### What is expected:
Look through the records below, and copy out every line that holds the string "name".

### Excerpted data:
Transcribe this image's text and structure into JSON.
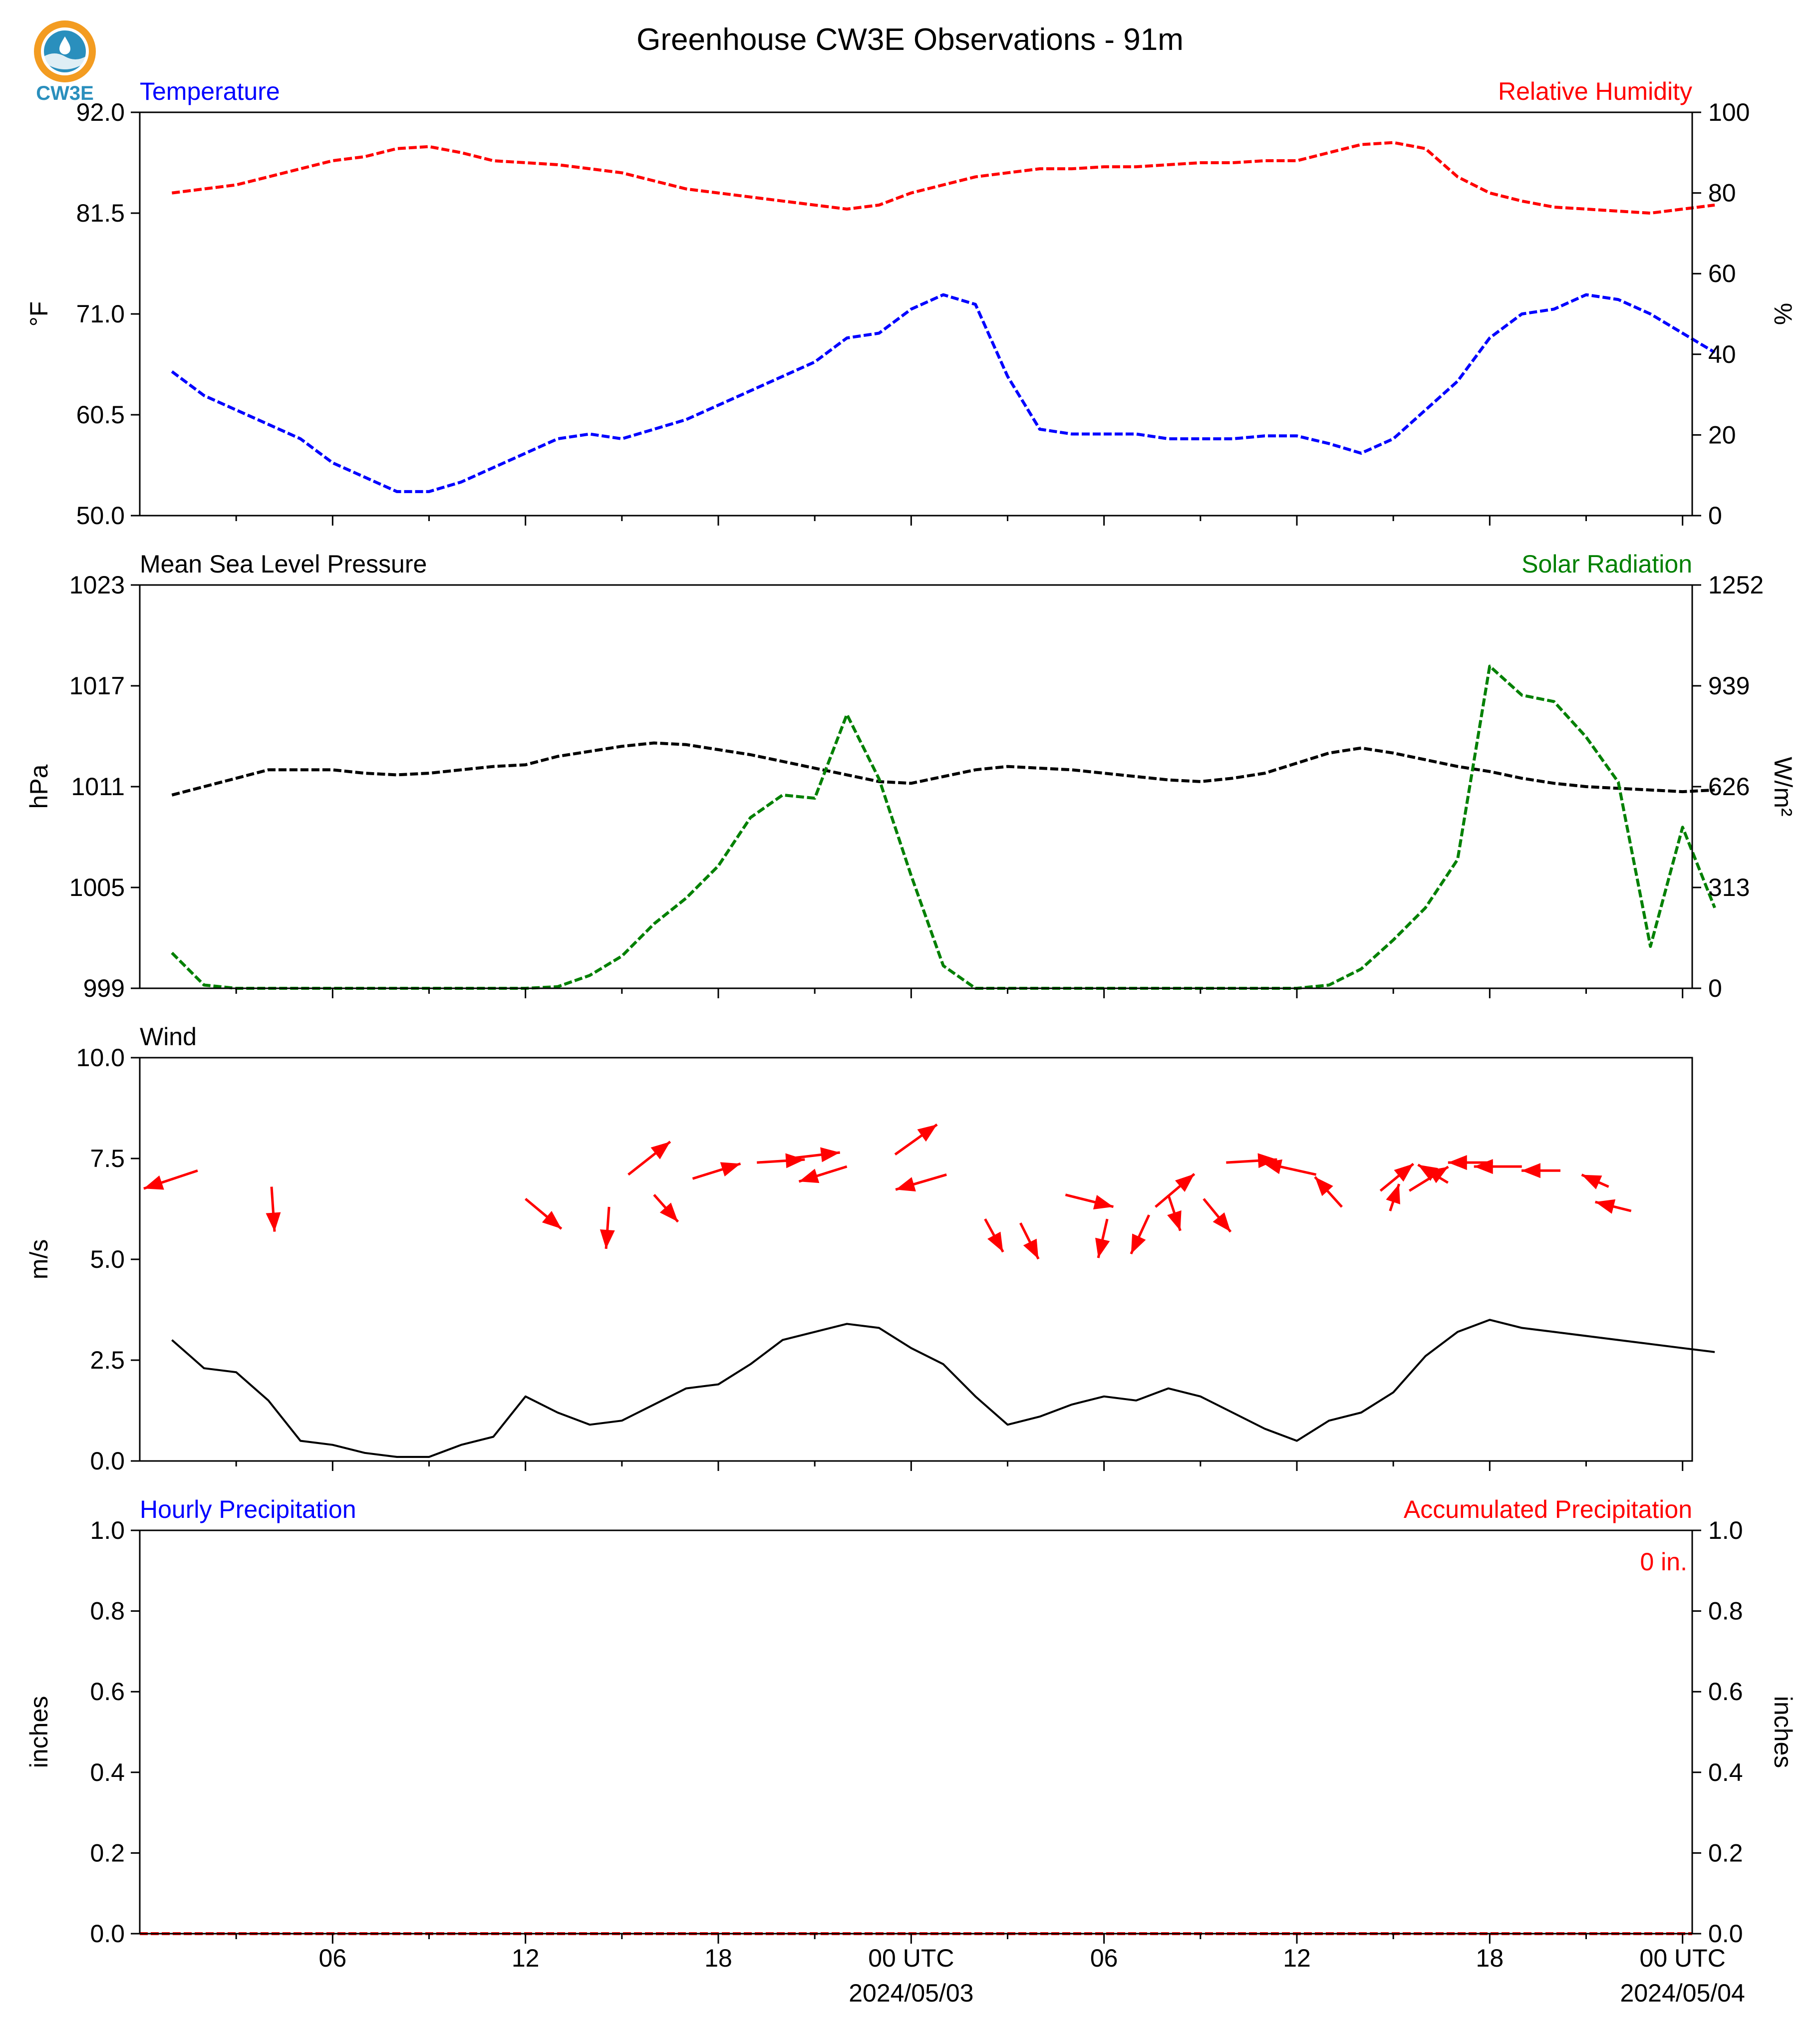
{
  "title": "Greenhouse CW3E Observations - 91m",
  "logo": {
    "text": "CW3E"
  },
  "colors": {
    "blue": "#0000ff",
    "red": "#ff0000",
    "green": "#008000",
    "black": "#000000",
    "logo_orange": "#f39c21",
    "logo_blue": "#2a8fbd"
  },
  "x_axis": {
    "tick_labels": [
      "06",
      "12",
      "18",
      "00 UTC",
      "06",
      "12",
      "18",
      "00 UTC"
    ],
    "date_labels": [
      "2024/05/03",
      "2024/05/04"
    ]
  },
  "chart_data": [
    {
      "id": "temp_rh",
      "type": "line",
      "left_title": "Temperature",
      "right_title": "Relative Humidity",
      "ylabel_left": "°F",
      "ylabel_right": "%",
      "ylim_left": [
        50.0,
        92.0
      ],
      "ylim_right": [
        0,
        100
      ],
      "yticks_left": [
        "50.0",
        "60.5",
        "71.0",
        "81.5",
        "92.0"
      ],
      "yticks_right": [
        "0",
        "20",
        "40",
        "60",
        "80",
        "100"
      ],
      "x_hours": [
        1,
        2,
        3,
        4,
        5,
        6,
        7,
        8,
        9,
        10,
        11,
        12,
        13,
        14,
        15,
        16,
        17,
        18,
        19,
        20,
        21,
        22,
        23,
        24,
        25,
        26,
        27,
        28,
        29,
        30,
        31,
        32,
        33,
        34,
        35,
        36,
        37,
        38,
        39,
        40,
        41,
        42,
        43,
        44,
        45,
        46,
        47,
        48,
        49
      ],
      "series": [
        {
          "name": "Temperature",
          "axis": "left",
          "color": "#0000ff",
          "values": [
            65,
            62.5,
            61,
            59.5,
            58,
            55.5,
            54,
            52.5,
            52.5,
            53.5,
            55,
            56.5,
            58,
            58.5,
            58,
            59,
            60,
            61.5,
            63,
            64.5,
            66,
            68.5,
            69,
            71.5,
            73,
            72,
            64.5,
            59,
            58.5,
            58.5,
            58.5,
            58,
            58,
            58,
            58.3,
            58.3,
            57.5,
            56.5,
            58,
            61,
            64,
            68.5,
            71,
            71.5,
            73,
            72.5,
            71,
            69,
            67
          ]
        },
        {
          "name": "Relative Humidity",
          "axis": "right",
          "color": "#ff0000",
          "values": [
            80,
            81,
            82,
            84,
            86,
            88,
            89,
            91,
            91.5,
            90,
            88,
            87.5,
            87,
            86,
            85,
            83,
            81,
            80,
            79,
            78,
            77,
            76,
            77,
            80,
            82,
            84,
            85,
            86,
            86,
            86.5,
            86.5,
            87,
            87.5,
            87.5,
            88,
            88,
            90,
            92,
            92.5,
            91,
            84,
            80,
            78,
            76.5,
            76,
            75.5,
            75,
            76,
            77
          ]
        }
      ]
    },
    {
      "id": "pressure_solar",
      "type": "line",
      "left_title": "Mean Sea Level Pressure",
      "right_title": "Solar Radiation",
      "ylabel_left": "hPa",
      "ylabel_right": "W/m²",
      "ylim_left": [
        999,
        1023
      ],
      "ylim_right": [
        0,
        1252
      ],
      "yticks_left": [
        "999",
        "1005",
        "1011",
        "1017",
        "1023"
      ],
      "yticks_right": [
        "0",
        "313",
        "626",
        "939",
        "1252"
      ],
      "x_hours": [
        1,
        2,
        3,
        4,
        5,
        6,
        7,
        8,
        9,
        10,
        11,
        12,
        13,
        14,
        15,
        16,
        17,
        18,
        19,
        20,
        21,
        22,
        23,
        24,
        25,
        26,
        27,
        28,
        29,
        30,
        31,
        32,
        33,
        34,
        35,
        36,
        37,
        38,
        39,
        40,
        41,
        42,
        43,
        44,
        45,
        46,
        47,
        48,
        49
      ],
      "series": [
        {
          "name": "Mean Sea Level Pressure",
          "axis": "left",
          "color": "#000000",
          "values": [
            1010.5,
            1011,
            1011.5,
            1012,
            1012,
            1012,
            1011.8,
            1011.7,
            1011.8,
            1012,
            1012.2,
            1012.3,
            1012.8,
            1013.1,
            1013.4,
            1013.6,
            1013.5,
            1013.2,
            1012.9,
            1012.5,
            1012.1,
            1011.7,
            1011.3,
            1011.2,
            1011.6,
            1012,
            1012.2,
            1012.1,
            1012,
            1011.8,
            1011.6,
            1011.4,
            1011.3,
            1011.5,
            1011.8,
            1012.4,
            1013,
            1013.3,
            1013,
            1012.6,
            1012.2,
            1011.9,
            1011.5,
            1011.2,
            1011,
            1010.9,
            1010.8,
            1010.7,
            1010.8
          ]
        },
        {
          "name": "Solar Radiation",
          "axis": "right",
          "color": "#008000",
          "values": [
            110,
            10,
            0,
            0,
            0,
            0,
            0,
            0,
            0,
            0,
            0,
            0,
            5,
            40,
            100,
            200,
            280,
            380,
            530,
            600,
            590,
            850,
            650,
            350,
            70,
            0,
            0,
            0,
            0,
            0,
            0,
            0,
            0,
            0,
            0,
            0,
            10,
            60,
            150,
            250,
            400,
            1000,
            910,
            890,
            780,
            640,
            130,
            500,
            250
          ]
        }
      ]
    },
    {
      "id": "wind",
      "type": "line",
      "left_title": "Wind",
      "ylabel_left": "m/s",
      "ylim_left": [
        0.0,
        10.0
      ],
      "yticks_left": [
        "0.0",
        "2.5",
        "5.0",
        "7.5",
        "10.0"
      ],
      "x_hours": [
        1,
        2,
        3,
        4,
        5,
        6,
        7,
        8,
        9,
        10,
        11,
        12,
        13,
        14,
        15,
        16,
        17,
        18,
        19,
        20,
        21,
        22,
        23,
        24,
        25,
        26,
        27,
        28,
        29,
        30,
        31,
        32,
        33,
        34,
        35,
        36,
        37,
        38,
        39,
        40,
        41,
        42,
        43,
        44,
        45,
        46,
        47,
        48,
        49
      ],
      "series": [
        {
          "name": "Wind",
          "axis": "left",
          "color": "#000000",
          "values": [
            3,
            2.3,
            2.2,
            1.5,
            0.5,
            0.4,
            0.2,
            0.1,
            0.1,
            0.4,
            0.6,
            1.6,
            1.2,
            0.9,
            1,
            1.4,
            1.8,
            1.9,
            2.4,
            3,
            3.2,
            3.4,
            3.3,
            2.8,
            2.4,
            1.6,
            0.9,
            1.1,
            1.4,
            1.6,
            1.5,
            1.8,
            1.6,
            1.2,
            0.8,
            0.5,
            1,
            1.2,
            1.7,
            2.6,
            3.2,
            3.5,
            3.3,
            3.2,
            3.1,
            3,
            2.9,
            2.8,
            2.7
          ]
        }
      ],
      "arrows": {
        "color": "#ff0000",
        "items": [
          {
            "x": 1.8,
            "y": 7.2,
            "dx": -1.8,
            "dy": -0.6
          },
          {
            "x": 4.1,
            "y": 6.8,
            "dx": 0.1,
            "dy": -1.5
          },
          {
            "x": 12.0,
            "y": 6.5,
            "dx": 1.2,
            "dy": -1.0
          },
          {
            "x": 14.6,
            "y": 6.3,
            "dx": -0.1,
            "dy": -1.4
          },
          {
            "x": 15.2,
            "y": 7.1,
            "dx": 1.4,
            "dy": 1.1
          },
          {
            "x": 16.0,
            "y": 6.6,
            "dx": 0.8,
            "dy": -0.9
          },
          {
            "x": 17.2,
            "y": 7.0,
            "dx": 1.6,
            "dy": 0.5
          },
          {
            "x": 19.2,
            "y": 7.4,
            "dx": 1.6,
            "dy": 0.1
          },
          {
            "x": 20.2,
            "y": 7.5,
            "dx": 1.7,
            "dy": 0.2
          },
          {
            "x": 22.0,
            "y": 7.3,
            "dx": -1.6,
            "dy": -0.5
          },
          {
            "x": 23.5,
            "y": 7.6,
            "dx": 1.4,
            "dy": 1.0
          },
          {
            "x": 25.1,
            "y": 7.1,
            "dx": -1.7,
            "dy": -0.5
          },
          {
            "x": 26.3,
            "y": 6.0,
            "dx": 0.6,
            "dy": -1.1
          },
          {
            "x": 27.4,
            "y": 5.9,
            "dx": 0.6,
            "dy": -1.2
          },
          {
            "x": 28.8,
            "y": 6.6,
            "dx": 1.6,
            "dy": -0.4
          },
          {
            "x": 30.1,
            "y": 6.0,
            "dx": -0.3,
            "dy": -1.3
          },
          {
            "x": 31.4,
            "y": 6.1,
            "dx": -0.6,
            "dy": -1.3
          },
          {
            "x": 31.6,
            "y": 6.3,
            "dx": 1.3,
            "dy": 1.1
          },
          {
            "x": 32.0,
            "y": 6.6,
            "dx": 0.4,
            "dy": -1.2
          },
          {
            "x": 33.1,
            "y": 6.5,
            "dx": 0.9,
            "dy": -1.1
          },
          {
            "x": 33.8,
            "y": 7.4,
            "dx": 1.7,
            "dy": 0.1
          },
          {
            "x": 36.6,
            "y": 7.1,
            "dx": -1.8,
            "dy": 0.4
          },
          {
            "x": 37.4,
            "y": 6.3,
            "dx": -0.9,
            "dy": 1.0
          },
          {
            "x": 38.6,
            "y": 6.7,
            "dx": 1.1,
            "dy": 0.9
          },
          {
            "x": 38.9,
            "y": 6.2,
            "dx": 0.3,
            "dy": 0.9
          },
          {
            "x": 39.5,
            "y": 6.7,
            "dx": 1.3,
            "dy": 0.8
          },
          {
            "x": 40.7,
            "y": 6.9,
            "dx": -1.0,
            "dy": 0.6
          },
          {
            "x": 42.1,
            "y": 7.4,
            "dx": -1.5,
            "dy": 0.0
          },
          {
            "x": 43.0,
            "y": 7.3,
            "dx": -1.6,
            "dy": 0.0
          },
          {
            "x": 44.2,
            "y": 7.2,
            "dx": -1.3,
            "dy": 0.0
          },
          {
            "x": 45.7,
            "y": 6.8,
            "dx": -0.9,
            "dy": 0.4
          },
          {
            "x": 46.4,
            "y": 6.2,
            "dx": -1.2,
            "dy": 0.3
          }
        ]
      }
    },
    {
      "id": "precip",
      "type": "line",
      "left_title": "Hourly Precipitation",
      "right_title": "Accumulated Precipitation",
      "ylabel_left": "inches",
      "ylabel_right": "inches",
      "ylim_left": [
        0.0,
        1.0
      ],
      "ylim_right": [
        0.0,
        1.0
      ],
      "yticks_left": [
        "0.0",
        "0.2",
        "0.4",
        "0.6",
        "0.8",
        "1.0"
      ],
      "yticks_right": [
        "0.0",
        "0.2",
        "0.4",
        "0.6",
        "0.8",
        "1.0"
      ],
      "annotation": "0 in.",
      "series": [
        {
          "name": "Accumulated Precipitation",
          "axis": "right",
          "color": "#ff0000",
          "values": [
            0,
            0
          ]
        }
      ]
    }
  ]
}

### Response to the exercise:
          "name": "Temperature",
          "name": "Relative Humidity",
          "name": "Mean Sea Level Pressure",
          "name": "Solar Radiation",
          "name": "Wind",
          "name": "Accumulated Precipitation",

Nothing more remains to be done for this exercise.